#### [Material for this task]
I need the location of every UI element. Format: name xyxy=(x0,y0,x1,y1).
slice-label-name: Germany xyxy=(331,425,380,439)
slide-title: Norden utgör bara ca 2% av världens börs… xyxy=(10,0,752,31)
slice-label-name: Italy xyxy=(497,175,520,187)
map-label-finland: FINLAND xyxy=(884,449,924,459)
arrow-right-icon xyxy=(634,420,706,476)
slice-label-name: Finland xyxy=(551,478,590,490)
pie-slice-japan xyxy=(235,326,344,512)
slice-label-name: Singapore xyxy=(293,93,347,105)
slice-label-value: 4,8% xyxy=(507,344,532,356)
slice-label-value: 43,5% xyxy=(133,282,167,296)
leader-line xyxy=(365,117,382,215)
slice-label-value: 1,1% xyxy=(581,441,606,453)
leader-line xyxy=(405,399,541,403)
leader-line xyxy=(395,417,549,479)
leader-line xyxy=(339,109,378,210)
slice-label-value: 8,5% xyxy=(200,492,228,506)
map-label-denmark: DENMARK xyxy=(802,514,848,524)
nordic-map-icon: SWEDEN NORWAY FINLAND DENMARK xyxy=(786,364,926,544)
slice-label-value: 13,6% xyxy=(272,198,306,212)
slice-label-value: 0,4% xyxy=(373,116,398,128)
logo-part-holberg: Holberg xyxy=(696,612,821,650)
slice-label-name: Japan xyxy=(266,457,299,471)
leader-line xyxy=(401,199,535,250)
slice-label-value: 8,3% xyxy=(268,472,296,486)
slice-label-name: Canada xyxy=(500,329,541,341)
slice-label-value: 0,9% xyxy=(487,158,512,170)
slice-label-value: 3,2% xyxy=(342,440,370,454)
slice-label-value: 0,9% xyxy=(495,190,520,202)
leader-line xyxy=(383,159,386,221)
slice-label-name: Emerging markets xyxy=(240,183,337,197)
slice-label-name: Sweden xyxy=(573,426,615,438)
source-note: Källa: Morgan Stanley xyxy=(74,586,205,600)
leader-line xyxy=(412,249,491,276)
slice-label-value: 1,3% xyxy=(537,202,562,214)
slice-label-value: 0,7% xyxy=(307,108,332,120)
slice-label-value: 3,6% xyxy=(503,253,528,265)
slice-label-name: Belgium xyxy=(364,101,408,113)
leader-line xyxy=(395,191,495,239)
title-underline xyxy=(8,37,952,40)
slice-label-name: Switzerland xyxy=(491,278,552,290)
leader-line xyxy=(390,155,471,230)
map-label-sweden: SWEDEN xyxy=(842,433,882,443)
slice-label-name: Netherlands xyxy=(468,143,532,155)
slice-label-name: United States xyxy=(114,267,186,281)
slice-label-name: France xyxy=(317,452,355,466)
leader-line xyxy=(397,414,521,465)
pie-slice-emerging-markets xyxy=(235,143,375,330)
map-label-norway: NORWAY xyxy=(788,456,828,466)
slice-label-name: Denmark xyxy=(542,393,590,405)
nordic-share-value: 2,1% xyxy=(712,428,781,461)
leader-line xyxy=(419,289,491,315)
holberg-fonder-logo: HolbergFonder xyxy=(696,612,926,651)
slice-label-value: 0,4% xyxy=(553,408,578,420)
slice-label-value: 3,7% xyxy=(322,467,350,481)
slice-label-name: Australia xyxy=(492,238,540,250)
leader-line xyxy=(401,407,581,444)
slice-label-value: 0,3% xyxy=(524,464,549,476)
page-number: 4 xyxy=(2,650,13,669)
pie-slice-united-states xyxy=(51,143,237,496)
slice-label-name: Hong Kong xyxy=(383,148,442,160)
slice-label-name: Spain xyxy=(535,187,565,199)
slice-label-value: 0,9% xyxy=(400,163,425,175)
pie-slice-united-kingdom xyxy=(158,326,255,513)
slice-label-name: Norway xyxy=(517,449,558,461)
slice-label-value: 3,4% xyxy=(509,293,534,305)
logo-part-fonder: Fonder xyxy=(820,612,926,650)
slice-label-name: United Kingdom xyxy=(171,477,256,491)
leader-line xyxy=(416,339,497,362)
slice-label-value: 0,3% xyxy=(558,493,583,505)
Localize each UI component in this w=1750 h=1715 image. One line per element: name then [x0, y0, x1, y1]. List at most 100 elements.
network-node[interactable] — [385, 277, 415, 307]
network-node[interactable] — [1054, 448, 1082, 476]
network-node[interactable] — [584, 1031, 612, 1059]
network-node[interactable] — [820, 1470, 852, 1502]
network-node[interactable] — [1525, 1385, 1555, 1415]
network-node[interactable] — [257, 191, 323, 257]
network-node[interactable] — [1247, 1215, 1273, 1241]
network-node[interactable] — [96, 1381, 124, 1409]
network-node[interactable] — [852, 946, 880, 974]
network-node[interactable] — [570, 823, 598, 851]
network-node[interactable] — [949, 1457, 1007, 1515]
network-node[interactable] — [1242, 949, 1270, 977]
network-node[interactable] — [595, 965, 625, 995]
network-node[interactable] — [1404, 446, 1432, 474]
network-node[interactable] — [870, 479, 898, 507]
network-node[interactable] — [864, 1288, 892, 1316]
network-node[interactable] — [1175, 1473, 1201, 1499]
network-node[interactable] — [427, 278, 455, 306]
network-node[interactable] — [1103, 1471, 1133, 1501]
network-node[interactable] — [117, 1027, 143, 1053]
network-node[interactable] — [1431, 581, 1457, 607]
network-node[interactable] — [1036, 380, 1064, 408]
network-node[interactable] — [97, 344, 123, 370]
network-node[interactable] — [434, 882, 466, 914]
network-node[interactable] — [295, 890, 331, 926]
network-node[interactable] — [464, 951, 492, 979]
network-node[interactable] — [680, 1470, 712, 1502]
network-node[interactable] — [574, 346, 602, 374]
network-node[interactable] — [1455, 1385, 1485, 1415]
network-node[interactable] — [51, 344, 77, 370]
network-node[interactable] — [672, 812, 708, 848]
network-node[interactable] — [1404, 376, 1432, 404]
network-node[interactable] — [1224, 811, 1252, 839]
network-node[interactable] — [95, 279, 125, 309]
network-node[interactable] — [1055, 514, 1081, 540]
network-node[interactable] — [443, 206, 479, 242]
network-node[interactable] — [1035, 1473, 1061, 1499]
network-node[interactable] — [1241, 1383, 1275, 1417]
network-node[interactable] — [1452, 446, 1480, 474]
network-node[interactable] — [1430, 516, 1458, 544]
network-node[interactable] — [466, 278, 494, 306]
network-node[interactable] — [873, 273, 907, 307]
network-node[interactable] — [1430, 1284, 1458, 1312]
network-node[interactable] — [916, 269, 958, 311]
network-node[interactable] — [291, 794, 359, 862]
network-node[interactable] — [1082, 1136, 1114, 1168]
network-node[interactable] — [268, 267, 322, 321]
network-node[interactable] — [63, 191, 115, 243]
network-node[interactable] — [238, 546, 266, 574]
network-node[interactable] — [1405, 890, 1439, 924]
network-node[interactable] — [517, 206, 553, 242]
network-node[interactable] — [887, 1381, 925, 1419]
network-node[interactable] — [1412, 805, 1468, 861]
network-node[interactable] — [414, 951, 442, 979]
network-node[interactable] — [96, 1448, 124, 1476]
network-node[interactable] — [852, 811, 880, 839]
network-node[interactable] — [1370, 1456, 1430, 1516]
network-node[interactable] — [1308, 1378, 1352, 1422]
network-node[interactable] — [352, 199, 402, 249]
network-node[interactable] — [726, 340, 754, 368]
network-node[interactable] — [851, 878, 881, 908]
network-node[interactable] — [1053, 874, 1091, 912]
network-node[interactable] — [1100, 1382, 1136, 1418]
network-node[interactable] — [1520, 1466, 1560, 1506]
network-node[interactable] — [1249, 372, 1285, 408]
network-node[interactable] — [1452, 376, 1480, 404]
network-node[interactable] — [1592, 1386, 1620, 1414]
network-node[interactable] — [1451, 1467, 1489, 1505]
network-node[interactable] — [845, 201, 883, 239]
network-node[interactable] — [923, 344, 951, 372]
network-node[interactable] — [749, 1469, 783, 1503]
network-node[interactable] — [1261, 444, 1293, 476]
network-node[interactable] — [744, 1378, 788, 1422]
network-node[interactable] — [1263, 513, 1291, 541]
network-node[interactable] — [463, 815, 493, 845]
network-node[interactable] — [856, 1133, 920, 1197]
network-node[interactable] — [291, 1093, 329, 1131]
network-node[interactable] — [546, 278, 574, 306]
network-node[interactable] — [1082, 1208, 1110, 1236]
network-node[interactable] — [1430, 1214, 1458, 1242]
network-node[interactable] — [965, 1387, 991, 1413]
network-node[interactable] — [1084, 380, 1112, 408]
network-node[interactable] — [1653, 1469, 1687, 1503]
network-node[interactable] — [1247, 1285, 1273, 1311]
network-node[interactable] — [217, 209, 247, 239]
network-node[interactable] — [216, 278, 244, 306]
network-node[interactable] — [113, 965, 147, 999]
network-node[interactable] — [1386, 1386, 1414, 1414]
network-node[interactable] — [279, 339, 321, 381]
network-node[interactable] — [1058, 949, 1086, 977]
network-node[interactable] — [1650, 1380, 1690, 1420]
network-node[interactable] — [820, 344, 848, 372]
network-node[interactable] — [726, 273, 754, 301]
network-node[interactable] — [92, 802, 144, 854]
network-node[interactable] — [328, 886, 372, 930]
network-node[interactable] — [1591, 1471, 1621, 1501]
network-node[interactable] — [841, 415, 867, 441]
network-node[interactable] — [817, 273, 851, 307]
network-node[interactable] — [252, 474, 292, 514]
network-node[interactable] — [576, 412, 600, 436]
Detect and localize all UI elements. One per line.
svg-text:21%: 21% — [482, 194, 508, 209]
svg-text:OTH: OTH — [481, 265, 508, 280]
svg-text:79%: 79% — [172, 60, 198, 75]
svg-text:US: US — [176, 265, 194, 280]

#### [What you should do]
Pick out each line of the material above that contains the string "markets", copying every such line in full. Treat the match as case-sensitive.

#### [Exercise result]
slice-label-name: Emerging markets xyxy=(240,183,337,197)
pie-slice-emerging-markets xyxy=(235,143,375,330)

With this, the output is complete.